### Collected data
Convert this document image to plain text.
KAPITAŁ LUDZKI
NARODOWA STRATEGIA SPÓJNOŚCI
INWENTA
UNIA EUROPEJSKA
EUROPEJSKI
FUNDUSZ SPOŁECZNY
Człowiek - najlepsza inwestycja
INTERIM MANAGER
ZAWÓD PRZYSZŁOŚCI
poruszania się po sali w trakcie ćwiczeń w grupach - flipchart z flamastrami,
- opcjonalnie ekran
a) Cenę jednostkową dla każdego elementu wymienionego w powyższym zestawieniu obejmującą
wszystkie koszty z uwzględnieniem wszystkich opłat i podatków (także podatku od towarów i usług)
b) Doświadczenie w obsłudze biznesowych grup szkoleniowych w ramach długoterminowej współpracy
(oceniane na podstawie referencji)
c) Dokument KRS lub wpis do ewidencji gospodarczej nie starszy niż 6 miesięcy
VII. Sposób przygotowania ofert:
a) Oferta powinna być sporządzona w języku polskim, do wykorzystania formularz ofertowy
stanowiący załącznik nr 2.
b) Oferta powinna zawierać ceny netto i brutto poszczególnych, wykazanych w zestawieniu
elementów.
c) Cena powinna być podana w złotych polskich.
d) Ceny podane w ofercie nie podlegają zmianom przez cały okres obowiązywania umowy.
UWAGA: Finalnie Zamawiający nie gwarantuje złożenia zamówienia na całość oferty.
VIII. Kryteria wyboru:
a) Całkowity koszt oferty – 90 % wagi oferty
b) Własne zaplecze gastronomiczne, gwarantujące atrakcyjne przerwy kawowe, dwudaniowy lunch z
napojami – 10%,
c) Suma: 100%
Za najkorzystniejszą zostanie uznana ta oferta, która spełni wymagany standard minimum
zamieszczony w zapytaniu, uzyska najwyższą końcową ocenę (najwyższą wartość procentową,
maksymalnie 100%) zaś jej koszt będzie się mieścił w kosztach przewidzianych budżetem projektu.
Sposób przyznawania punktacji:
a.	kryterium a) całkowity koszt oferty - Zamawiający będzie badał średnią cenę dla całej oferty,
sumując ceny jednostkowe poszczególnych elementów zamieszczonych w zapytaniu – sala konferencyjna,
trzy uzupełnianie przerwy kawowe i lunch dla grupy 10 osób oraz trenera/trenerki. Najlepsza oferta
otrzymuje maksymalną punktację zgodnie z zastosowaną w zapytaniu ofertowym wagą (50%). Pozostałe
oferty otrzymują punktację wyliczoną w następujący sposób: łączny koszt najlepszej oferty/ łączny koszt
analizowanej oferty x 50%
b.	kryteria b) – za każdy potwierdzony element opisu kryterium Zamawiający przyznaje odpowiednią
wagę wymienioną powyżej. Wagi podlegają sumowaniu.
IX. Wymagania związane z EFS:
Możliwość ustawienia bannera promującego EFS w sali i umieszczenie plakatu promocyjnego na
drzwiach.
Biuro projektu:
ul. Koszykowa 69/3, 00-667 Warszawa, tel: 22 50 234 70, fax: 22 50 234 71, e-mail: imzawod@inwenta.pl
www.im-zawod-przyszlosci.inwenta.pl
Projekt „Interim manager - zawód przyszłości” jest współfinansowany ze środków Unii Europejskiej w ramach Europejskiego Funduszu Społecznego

### TASK PROMPT
Copy the data above exactly. Every line must be included.

### PROBLEM SOLUTION
Convert this document image to plain text.
KAPITAŁ LUDZKI
NARODOWA STRATEGIA SPÓJNOŚCI
INWENTA
UNIA EUROPEJSKA
EUROPEJSKI
FUNDUSZ SPOŁECZNY
Człowiek - najlepsza inwestycja
INTERIM MANAGER
ZAWÓD PRZYSZŁOŚCI
poruszania się po sali w trakcie ćwiczeń w grupach - flipchart z flamastrami,
- opcjonalnie ekran
a) Cenę jednostkową dla każdego elementu wymienionego w powyższym zestawieniu obejmującą
wszystkie koszty z uwzględnieniem wszystkich opłat i podatków (także podatku od towarów i usług)
b) Doświadczenie w obsłudze biznesowych grup szkoleniowych w ramach długoterminowej współpracy
(oceniane na podstawie referencji)
c) Dokument KRS lub wpis do ewidencji gospodarczej nie starszy niż 6 miesięcy
VII. Sposób przygotowania ofert:
a) Oferta powinna być sporządzona w języku polskim, do wykorzystania formularz ofertowy
stanowiący załącznik nr 2.
b) Oferta powinna zawierać ceny netto i brutto poszczególnych, wykazanych w zestawieniu
elementów.
c) Cena powinna być podana w złotych polskich.
d) Ceny podane w ofercie nie podlegają zmianom przez cały okres obowiązywania umowy.
UWAGA: Finalnie Zamawiający nie gwarantuje złożenia zamówienia na całość oferty.
VIII. Kryteria wyboru:
a) Całkowity koszt oferty – 90 % wagi oferty
b) Własne zaplecze gastronomiczne, gwarantujące atrakcyjne przerwy kawowe, dwudaniowy lunch z
napojami – 10%,
c) Suma: 100%
Za najkorzystniejszą zostanie uznana ta oferta, która spełni wymagany standard minimum
zamieszczony w zapytaniu, uzyska najwyższą końcową ocenę (najwyższą wartość procentową,
maksymalnie 100%) zaś jej koszt będzie się mieścił w kosztach przewidzianych budżetem projektu.
Sposób przyznawania punktacji:
a.	kryterium a) całkowity koszt oferty - Zamawiający będzie badał średnią cenę dla całej oferty,
sumując ceny jednostkowe poszczególnych elementów zamieszczonych w zapytaniu – sala konferencyjna,
trzy uzupełnianie przerwy kawowe i lunch dla grupy 10 osób oraz trenera/trenerki. Najlepsza oferta
otrzymuje maksymalną punktację zgodnie z zastosowaną w zapytaniu ofertowym wagą (50%). Pozostałe
oferty otrzymują punktację wyliczoną w następujący sposób: łączny koszt najlepszej oferty/ łączny koszt
analizowanej oferty x 50%
b.	kryteria b) – za każdy potwierdzony element opisu kryterium Zamawiający przyznaje odpowiednią
wagę wymienioną powyżej. Wagi podlegają sumowaniu.
IX. Wymagania związane z EFS:
Możliwość ustawienia bannera promującego EFS w sali i umieszczenie plakatu promocyjnego na
drzwiach.
Biuro projektu:
ul. Koszykowa 69/3, 00-667 Warszawa, tel: 22 50 234 70, fax: 22 50 234 71, e-mail: imzawod@inwenta.pl
www.im-zawod-przyszlosci.inwenta.pl
Projekt „Interim manager - zawód przyszłości” jest współfinansowany ze środków Unii Europejskiej w ramach Europejskiego Funduszu Społecznego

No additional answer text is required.